-- Request --
Gather the lines from the material that contain "source".

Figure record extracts
========================================

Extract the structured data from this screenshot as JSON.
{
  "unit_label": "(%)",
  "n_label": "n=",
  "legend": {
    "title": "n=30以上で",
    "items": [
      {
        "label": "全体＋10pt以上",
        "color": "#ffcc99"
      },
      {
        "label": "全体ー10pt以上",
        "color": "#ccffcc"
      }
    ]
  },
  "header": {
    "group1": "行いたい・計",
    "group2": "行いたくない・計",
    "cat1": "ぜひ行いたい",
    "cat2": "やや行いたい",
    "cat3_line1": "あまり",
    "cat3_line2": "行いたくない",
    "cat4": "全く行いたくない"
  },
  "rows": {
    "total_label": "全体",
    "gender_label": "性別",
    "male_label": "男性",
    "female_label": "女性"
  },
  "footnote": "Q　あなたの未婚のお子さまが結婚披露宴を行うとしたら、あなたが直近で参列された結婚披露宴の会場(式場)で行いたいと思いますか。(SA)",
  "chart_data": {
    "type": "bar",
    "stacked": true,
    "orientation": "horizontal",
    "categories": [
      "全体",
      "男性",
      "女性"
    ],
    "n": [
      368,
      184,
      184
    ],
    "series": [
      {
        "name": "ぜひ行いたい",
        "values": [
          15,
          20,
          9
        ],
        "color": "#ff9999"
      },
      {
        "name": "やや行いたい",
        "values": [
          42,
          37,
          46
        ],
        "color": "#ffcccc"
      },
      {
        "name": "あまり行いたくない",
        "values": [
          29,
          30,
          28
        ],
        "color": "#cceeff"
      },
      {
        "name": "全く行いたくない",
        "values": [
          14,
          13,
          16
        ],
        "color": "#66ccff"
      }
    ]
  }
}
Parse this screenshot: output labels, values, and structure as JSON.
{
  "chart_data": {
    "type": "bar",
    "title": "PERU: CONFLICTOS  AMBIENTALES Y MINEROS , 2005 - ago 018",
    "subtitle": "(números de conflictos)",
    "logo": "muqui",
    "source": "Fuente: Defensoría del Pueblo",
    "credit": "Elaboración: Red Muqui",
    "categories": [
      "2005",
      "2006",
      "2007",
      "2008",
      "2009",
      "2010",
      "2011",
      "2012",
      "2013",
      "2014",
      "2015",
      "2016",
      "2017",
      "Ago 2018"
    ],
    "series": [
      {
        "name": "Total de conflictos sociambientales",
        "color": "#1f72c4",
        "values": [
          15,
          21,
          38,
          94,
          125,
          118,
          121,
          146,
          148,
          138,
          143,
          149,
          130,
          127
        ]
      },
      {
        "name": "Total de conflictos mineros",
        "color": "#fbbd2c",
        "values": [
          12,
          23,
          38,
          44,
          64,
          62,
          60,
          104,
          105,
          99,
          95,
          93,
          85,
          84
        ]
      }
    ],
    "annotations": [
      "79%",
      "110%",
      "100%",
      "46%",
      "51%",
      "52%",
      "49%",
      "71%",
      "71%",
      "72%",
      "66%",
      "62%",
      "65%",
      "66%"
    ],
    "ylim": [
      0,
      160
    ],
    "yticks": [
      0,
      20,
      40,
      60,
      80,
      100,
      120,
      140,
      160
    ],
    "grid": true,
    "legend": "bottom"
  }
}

========================================

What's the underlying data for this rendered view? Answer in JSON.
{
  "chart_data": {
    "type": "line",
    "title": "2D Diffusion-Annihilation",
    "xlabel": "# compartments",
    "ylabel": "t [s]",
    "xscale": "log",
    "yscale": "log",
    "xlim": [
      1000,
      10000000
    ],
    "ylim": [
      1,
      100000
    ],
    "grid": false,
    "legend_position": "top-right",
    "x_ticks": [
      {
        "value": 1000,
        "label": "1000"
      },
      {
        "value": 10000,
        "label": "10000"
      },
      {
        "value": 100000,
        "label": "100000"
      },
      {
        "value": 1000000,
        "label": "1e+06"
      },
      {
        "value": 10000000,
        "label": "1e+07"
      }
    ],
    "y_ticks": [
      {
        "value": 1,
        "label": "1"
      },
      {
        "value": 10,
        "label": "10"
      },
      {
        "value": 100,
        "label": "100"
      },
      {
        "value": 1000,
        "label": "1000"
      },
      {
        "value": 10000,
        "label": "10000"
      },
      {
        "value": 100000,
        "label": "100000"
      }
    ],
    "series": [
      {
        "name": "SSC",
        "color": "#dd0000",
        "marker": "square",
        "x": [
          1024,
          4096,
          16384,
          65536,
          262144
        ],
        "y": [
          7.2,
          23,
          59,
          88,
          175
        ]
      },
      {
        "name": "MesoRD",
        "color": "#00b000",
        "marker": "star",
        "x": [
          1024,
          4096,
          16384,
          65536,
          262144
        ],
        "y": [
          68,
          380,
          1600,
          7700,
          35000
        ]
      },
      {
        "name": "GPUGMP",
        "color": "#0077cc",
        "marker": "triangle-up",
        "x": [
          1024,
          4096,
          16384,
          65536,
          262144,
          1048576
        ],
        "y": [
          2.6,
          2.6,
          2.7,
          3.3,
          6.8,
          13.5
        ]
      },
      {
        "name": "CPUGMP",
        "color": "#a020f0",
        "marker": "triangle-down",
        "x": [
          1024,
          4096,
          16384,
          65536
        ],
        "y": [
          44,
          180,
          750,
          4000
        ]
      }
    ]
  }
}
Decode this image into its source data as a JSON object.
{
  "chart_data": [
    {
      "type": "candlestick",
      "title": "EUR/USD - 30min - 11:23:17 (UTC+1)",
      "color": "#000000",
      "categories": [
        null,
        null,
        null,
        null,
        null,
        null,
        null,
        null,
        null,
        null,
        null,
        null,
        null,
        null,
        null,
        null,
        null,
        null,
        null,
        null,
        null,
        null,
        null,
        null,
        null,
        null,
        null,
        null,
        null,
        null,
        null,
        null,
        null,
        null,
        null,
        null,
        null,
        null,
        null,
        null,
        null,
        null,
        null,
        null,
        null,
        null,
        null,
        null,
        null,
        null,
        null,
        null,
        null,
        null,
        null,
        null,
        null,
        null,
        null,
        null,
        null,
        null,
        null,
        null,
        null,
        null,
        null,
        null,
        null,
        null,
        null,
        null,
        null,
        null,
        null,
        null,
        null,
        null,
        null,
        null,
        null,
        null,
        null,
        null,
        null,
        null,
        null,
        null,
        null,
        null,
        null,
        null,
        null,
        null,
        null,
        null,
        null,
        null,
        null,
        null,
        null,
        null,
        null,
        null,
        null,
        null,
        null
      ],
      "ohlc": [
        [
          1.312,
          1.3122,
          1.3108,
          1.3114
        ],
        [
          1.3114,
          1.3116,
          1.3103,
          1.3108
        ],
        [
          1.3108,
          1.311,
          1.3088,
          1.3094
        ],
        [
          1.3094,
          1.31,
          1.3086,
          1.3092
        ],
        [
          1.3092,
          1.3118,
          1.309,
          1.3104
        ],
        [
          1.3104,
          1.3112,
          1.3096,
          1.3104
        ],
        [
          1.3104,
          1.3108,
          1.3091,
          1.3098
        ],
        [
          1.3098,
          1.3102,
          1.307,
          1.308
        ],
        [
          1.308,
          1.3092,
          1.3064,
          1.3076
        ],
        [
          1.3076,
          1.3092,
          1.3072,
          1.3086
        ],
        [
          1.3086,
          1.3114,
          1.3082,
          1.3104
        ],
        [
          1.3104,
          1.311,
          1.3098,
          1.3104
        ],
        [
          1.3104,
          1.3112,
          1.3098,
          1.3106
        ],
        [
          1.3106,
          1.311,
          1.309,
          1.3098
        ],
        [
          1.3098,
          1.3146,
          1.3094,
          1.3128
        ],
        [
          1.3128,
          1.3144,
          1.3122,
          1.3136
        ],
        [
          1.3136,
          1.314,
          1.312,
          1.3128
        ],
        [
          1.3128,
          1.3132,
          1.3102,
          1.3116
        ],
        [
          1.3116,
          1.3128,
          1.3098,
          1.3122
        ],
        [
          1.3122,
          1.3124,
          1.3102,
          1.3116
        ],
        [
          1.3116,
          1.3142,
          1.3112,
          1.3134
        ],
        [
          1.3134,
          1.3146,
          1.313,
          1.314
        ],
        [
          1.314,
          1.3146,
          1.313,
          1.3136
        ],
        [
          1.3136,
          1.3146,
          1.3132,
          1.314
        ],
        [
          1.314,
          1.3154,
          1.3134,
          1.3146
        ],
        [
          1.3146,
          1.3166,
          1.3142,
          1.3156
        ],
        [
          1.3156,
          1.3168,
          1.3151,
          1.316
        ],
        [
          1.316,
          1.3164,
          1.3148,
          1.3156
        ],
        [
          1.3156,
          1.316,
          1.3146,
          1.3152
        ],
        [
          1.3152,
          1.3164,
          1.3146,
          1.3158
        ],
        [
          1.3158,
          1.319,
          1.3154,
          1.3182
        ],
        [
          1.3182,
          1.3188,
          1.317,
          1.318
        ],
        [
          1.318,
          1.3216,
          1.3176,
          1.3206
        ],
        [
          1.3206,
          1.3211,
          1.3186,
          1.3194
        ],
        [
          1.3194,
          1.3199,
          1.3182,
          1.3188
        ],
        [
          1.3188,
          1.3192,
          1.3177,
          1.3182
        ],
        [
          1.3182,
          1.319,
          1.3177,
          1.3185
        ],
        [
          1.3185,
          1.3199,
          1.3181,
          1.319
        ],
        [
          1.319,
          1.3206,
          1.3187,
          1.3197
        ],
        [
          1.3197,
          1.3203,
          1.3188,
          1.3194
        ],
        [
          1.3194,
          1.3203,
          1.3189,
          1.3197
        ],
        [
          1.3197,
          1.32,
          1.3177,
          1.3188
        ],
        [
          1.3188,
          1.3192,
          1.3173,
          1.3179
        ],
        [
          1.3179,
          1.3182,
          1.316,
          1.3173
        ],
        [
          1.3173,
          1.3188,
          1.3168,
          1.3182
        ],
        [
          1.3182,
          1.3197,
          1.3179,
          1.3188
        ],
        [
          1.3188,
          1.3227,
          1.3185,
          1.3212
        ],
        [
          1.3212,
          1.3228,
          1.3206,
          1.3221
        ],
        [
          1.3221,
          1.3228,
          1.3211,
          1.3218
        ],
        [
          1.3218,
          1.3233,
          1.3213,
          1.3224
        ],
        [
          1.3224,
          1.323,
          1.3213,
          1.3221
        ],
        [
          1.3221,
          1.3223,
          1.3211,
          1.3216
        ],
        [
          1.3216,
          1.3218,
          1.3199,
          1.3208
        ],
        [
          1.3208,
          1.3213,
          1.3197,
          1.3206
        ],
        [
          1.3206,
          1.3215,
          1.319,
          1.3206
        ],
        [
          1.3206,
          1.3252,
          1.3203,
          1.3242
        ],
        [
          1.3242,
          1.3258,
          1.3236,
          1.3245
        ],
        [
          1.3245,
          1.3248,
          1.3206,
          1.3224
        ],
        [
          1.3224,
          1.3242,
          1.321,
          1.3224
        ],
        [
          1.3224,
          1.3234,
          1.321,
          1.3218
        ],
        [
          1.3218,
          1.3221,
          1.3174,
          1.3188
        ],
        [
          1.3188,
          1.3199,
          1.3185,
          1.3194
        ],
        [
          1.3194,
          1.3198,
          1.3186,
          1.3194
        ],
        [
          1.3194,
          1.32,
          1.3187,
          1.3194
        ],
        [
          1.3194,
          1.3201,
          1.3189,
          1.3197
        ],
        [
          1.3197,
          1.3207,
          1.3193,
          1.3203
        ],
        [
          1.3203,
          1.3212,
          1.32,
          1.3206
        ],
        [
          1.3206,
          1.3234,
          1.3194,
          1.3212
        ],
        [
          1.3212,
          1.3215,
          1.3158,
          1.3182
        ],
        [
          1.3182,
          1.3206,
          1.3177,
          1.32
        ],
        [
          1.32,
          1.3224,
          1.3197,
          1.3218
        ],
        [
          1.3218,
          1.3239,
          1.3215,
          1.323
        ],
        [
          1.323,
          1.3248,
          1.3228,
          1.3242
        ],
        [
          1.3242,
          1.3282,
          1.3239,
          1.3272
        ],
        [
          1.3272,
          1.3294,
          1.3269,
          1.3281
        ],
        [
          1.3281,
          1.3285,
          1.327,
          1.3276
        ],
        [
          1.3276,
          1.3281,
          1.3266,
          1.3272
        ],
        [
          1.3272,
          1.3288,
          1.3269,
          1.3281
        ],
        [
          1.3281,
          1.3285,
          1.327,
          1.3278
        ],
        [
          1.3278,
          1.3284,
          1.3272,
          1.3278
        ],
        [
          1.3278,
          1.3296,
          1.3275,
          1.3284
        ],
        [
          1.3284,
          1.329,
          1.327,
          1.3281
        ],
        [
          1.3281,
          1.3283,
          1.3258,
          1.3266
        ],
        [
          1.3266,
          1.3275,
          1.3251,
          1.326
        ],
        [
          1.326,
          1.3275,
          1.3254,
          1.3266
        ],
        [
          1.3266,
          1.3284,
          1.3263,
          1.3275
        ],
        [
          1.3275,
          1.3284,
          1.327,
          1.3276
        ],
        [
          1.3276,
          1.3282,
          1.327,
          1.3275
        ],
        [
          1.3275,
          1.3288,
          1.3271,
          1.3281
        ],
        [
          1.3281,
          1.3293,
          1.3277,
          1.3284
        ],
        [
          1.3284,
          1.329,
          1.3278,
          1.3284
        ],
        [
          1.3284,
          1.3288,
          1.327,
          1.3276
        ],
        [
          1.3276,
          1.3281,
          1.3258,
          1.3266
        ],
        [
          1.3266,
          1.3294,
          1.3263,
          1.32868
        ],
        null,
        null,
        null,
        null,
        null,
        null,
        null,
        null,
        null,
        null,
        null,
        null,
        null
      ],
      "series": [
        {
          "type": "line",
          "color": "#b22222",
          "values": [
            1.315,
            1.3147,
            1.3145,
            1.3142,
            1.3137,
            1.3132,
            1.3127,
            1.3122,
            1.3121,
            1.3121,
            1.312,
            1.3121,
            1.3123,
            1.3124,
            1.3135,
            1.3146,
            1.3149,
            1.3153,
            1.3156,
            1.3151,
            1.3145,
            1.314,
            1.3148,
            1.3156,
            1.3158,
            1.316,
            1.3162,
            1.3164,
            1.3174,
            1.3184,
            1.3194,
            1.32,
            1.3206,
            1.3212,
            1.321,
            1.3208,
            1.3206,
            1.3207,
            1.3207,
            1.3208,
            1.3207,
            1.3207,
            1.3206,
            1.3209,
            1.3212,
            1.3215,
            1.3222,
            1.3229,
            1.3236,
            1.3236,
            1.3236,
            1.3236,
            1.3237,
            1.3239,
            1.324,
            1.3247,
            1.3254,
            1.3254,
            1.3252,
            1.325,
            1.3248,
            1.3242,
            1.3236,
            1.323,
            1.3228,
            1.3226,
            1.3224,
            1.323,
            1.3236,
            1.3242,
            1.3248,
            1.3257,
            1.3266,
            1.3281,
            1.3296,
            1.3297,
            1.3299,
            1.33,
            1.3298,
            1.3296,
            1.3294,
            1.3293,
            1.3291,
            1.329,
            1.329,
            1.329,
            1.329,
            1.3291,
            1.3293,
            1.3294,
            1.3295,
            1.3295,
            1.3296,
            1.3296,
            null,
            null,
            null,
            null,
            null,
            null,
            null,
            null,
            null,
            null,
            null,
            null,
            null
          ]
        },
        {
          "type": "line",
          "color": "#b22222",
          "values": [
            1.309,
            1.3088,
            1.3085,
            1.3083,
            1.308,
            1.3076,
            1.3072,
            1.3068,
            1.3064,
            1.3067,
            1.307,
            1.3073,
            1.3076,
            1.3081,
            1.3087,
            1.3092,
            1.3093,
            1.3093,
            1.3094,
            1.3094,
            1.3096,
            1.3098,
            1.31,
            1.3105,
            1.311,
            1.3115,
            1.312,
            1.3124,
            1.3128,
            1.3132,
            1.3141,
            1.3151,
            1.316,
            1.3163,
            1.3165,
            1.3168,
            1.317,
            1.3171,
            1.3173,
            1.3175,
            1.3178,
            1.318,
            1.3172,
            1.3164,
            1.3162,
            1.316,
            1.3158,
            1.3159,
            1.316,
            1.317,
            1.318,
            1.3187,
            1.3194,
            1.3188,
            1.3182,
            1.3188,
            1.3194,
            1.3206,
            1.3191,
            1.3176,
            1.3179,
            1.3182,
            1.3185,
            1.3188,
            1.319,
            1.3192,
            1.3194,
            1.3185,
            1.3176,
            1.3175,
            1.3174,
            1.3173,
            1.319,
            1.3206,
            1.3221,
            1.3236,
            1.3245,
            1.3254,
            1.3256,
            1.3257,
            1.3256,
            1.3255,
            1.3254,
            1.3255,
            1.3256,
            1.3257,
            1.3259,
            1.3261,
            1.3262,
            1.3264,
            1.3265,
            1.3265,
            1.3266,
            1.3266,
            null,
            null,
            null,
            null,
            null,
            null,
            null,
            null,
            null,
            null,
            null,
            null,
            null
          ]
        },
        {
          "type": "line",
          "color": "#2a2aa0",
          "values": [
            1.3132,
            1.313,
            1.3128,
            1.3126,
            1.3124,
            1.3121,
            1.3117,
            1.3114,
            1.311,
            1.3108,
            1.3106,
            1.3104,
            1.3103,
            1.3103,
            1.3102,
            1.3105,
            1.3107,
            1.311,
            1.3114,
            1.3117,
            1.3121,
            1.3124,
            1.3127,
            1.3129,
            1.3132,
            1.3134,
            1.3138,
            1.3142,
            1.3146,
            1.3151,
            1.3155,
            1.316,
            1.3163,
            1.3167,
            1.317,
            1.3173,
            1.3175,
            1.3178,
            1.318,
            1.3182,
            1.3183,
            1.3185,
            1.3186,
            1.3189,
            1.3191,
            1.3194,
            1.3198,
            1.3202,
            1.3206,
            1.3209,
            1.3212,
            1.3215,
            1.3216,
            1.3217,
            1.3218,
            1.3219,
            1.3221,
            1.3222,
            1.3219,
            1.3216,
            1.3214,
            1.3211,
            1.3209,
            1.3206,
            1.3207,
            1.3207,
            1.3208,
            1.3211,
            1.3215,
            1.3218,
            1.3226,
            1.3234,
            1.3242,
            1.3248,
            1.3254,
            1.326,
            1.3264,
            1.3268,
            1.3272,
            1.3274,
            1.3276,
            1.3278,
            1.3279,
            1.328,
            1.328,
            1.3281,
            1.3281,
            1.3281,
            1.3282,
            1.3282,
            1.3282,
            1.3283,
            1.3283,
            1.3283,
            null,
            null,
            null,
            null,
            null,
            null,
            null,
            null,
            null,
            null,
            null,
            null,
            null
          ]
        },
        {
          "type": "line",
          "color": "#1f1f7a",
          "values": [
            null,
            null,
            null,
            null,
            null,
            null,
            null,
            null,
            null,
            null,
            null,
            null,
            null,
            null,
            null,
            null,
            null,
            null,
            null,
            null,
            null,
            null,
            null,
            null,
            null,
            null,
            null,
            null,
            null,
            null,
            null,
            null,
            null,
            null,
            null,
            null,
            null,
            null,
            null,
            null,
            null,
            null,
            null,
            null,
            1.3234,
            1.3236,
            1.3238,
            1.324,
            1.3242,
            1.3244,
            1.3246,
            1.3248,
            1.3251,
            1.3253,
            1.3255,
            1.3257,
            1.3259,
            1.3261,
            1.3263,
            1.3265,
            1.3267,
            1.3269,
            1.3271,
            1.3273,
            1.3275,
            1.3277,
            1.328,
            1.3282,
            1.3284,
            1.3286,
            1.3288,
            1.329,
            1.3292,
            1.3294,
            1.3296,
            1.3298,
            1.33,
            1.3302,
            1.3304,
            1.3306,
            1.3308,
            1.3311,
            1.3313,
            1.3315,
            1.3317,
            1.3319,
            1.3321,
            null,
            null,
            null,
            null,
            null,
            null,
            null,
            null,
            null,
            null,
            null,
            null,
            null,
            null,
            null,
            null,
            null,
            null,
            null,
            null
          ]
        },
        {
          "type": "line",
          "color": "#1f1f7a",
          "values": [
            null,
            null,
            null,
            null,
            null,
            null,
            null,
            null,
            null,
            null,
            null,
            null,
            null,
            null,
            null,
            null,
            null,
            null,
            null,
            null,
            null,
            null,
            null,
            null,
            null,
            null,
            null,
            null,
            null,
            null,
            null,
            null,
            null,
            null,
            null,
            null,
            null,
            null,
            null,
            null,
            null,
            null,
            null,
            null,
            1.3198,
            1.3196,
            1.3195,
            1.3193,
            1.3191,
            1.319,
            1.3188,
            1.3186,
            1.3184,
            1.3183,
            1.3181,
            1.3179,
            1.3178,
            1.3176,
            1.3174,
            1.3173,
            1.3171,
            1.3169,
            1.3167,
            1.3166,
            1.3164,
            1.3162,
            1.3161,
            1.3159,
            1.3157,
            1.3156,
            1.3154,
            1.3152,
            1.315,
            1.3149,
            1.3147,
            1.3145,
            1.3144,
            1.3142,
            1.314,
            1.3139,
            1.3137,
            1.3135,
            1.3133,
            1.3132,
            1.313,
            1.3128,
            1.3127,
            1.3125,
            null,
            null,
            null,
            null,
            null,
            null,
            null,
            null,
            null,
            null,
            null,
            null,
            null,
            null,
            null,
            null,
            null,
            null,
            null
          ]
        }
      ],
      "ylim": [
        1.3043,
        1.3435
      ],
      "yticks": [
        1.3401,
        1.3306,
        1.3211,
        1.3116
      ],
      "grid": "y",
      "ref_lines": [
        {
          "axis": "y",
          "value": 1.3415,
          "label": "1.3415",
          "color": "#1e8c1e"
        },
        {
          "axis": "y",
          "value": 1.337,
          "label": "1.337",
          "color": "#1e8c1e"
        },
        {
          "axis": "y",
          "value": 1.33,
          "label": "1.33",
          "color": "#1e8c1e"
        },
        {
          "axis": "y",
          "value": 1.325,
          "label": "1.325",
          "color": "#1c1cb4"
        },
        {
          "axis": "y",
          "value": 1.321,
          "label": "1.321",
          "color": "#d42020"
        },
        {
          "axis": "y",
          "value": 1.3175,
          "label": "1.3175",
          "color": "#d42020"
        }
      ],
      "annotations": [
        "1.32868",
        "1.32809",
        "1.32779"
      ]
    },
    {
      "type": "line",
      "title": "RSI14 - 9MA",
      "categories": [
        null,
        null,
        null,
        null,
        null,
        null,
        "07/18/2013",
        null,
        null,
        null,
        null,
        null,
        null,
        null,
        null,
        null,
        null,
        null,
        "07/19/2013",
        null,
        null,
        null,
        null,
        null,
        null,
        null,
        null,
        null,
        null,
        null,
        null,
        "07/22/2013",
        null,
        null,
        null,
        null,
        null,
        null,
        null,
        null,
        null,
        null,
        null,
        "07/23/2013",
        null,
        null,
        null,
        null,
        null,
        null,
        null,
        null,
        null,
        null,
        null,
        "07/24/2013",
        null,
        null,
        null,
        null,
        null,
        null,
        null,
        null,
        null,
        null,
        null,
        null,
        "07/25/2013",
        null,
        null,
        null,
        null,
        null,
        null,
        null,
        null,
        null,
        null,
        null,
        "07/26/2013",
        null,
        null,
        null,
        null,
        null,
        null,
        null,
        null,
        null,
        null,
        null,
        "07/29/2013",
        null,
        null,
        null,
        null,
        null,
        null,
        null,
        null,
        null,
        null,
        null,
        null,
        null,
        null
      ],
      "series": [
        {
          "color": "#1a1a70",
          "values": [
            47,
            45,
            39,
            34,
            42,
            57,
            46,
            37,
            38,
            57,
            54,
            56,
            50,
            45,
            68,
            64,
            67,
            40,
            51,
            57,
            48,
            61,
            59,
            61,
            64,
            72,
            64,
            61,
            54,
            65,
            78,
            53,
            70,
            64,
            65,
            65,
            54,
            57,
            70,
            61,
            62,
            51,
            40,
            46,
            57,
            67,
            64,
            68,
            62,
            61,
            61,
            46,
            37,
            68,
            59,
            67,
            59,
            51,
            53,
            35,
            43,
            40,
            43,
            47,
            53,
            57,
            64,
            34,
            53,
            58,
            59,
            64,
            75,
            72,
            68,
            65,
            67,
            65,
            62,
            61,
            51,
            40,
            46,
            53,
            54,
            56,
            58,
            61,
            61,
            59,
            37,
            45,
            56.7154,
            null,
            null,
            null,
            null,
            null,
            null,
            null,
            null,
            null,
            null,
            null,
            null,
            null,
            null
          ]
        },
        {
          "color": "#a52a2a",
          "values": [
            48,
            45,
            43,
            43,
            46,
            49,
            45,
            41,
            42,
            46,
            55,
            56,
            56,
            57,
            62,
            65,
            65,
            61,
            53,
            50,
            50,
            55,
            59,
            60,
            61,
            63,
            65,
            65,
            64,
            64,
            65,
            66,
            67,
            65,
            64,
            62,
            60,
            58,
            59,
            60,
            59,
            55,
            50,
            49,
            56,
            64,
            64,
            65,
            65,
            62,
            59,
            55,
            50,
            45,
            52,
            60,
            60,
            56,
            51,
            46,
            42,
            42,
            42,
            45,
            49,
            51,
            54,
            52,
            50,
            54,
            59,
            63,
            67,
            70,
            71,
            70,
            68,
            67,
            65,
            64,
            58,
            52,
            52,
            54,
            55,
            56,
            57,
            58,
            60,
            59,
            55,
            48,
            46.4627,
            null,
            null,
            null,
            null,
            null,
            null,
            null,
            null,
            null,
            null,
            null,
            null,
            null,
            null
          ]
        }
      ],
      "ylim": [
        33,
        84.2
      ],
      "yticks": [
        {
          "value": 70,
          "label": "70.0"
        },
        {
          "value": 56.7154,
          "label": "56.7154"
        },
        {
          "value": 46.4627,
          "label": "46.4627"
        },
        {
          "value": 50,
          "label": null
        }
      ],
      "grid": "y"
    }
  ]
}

========================================

-- Response --
    "source": "Fuente: Defensoría del Pueblo",
Decode this image into its source data as a JSON object.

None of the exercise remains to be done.